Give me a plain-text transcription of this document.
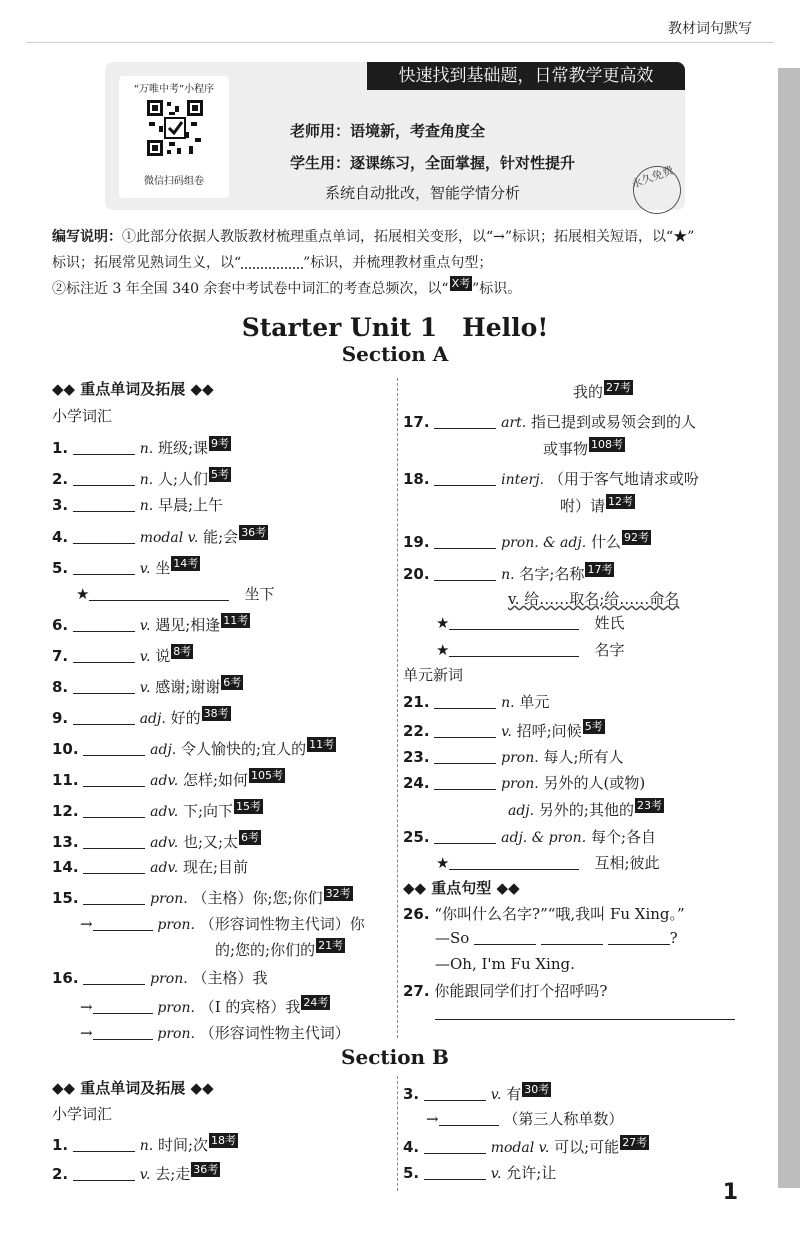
教材词句默写
快速找到基础题，日常教学更高效
“万唯中考”小程序
微信扫码组卷
老师用：语境新，考查角度全
学生用：逐课练习，全面掌握，针对性提升
系统自动批改，智能学情分析
永久免费
编写说明：①此部分依据人教版教材梳理重点单词，拓展相关变形，以“→”标识；拓展相关短语，以“★”
标识；拓展常见熟词生义，以“	”标识，并梳理教材重点句型；
②标注近 3 年全国 340 余套中考试卷中词汇的考查总频次，以“ X考 ”标识。
Starter Unit 1　Hello!
Section A
◆◆ 重点单词及拓展 ◆◆
小学词汇
1.	n. 班级;课 9考
2.	n. 人;人们 5考
3.	n. 早晨;上午
4.	modal v. 能;会 36考
5.	v. 坐 14考
★　	坐下
6.	v. 遇见;相逢 11考
7.	v. 说 8考
8.	v. 感谢;谢谢 6考
9.	adj. 好的 38考
10.	adj. 令人愉快的;宜人的 11考
11.	adv. 怎样;如何 105考
12.	adv. 下;向下 15考
13.	adv. 也;又;太 6考
14.	adv. 现在;目前
15.	pron. （主格）你;您;你们 32考
→	pron. （形容词性物主代词）你
的;您的;你们的 21考
16.	pron. （主格）我
→	pron. （I 的宾格）我 24考
→	pron. （形容词性物主代词）
我的 27考
17.	art. 指已提到或易领会到的人
或事物 108考
18.	interj. （用于客气地请求或吩
咐）请 12考
19.	pron. & adj. 什么 92考
20.	n. 名字;名称 17考
v. 给……取名;给……命名
★　	姓氏
★　	名字
单元新词
21.	n. 单元
22.	v. 招呼;问候 5考
23.	pron. 每人;所有人
24.	pron. 另外的人(或物)
adj. 另外的;其他的 23考
25.	adj. & pron. 每个;各自
★　	互相;彼此
◆◆ 重点句型 ◆◆
26. “你叫什么名字?”“哦,我叫 Fu Xing。”
—So	?
—Oh, I'm Fu Xing.
27. 你能跟同学们打个招呼吗?
Section B
◆◆ 重点单词及拓展 ◆◆
小学词汇
1.	n. 时间;次 18考
2.	v. 去;走 36考
3.	v. 有 30考
→	（第三人称单数）
4.	modal v. 可以;可能 27考
5.	v. 允许;让
1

━━━━━━━━━━━━━━━━━━━━━━━━━━━━━━

Work to be completed:
Leave out the pictures and transcribe everything else exactly.

Answer for the task:
Give me a plain-text transcription of this document.
教材词句默写
快速找到基础题，日常教学更高效
“万唯中考”小程序
微信扫码组卷
老师用：语境新，考查角度全
学生用：逐课练习，全面掌握，针对性提升
系统自动批改，智能学情分析
永久免费
编写说明：①此部分依据人教版教材梳理重点单词，拓展相关变形，以“→”标识；拓展相关短语，以“★”
标识；拓展常见熟词生义，以“	”标识，并梳理教材重点句型；
②标注近 3 年全国 340 余套中考试卷中词汇的考查总频次，以“ X考 ”标识。
Starter Unit 1　Hello!
Section A
◆◆ 重点单词及拓展 ◆◆
小学词汇
1.	n. 班级;课 9考
2.	n. 人;人们 5考
3.	n. 早晨;上午
4.	modal v. 能;会 36考
5.	v. 坐 14考
★　	坐下
6.	v. 遇见;相逢 11考
7.	v. 说 8考
8.	v. 感谢;谢谢 6考
9.	adj. 好的 38考
10.	adj. 令人愉快的;宜人的 11考
11.	adv. 怎样;如何 105考
12.	adv. 下;向下 15考
13.	adv. 也;又;太 6考
14.	adv. 现在;目前
15.	pron. （主格）你;您;你们 32考
→	pron. （形容词性物主代词）你
的;您的;你们的 21考
16.	pron. （主格）我
→	pron. （I 的宾格）我 24考
→	pron. （形容词性物主代词）
我的 27考
17.	art. 指已提到或易领会到的人
或事物 108考
18.	interj. （用于客气地请求或吩
咐）请 12考
19.	pron. & adj. 什么 92考
20.	n. 名字;名称 17考
v. 给……取名;给……命名
★　	姓氏
★　	名字
单元新词
21.	n. 单元
22.	v. 招呼;问候 5考
23.	pron. 每人;所有人
24.	pron. 另外的人(或物)
adj. 另外的;其他的 23考
25.	adj. & pron. 每个;各自
★　	互相;彼此
◆◆ 重点句型 ◆◆
26. “你叫什么名字?”“哦,我叫 Fu Xing。”
—So	?
—Oh, I'm Fu Xing.
27. 你能跟同学们打个招呼吗?
Section B
◆◆ 重点单词及拓展 ◆◆
小学词汇
1.	n. 时间;次 18考
2.	v. 去;走 36考
3.	v. 有 30考
→	（第三人称单数）
4.	modal v. 可以;可能 27考
5.	v. 允许;让
1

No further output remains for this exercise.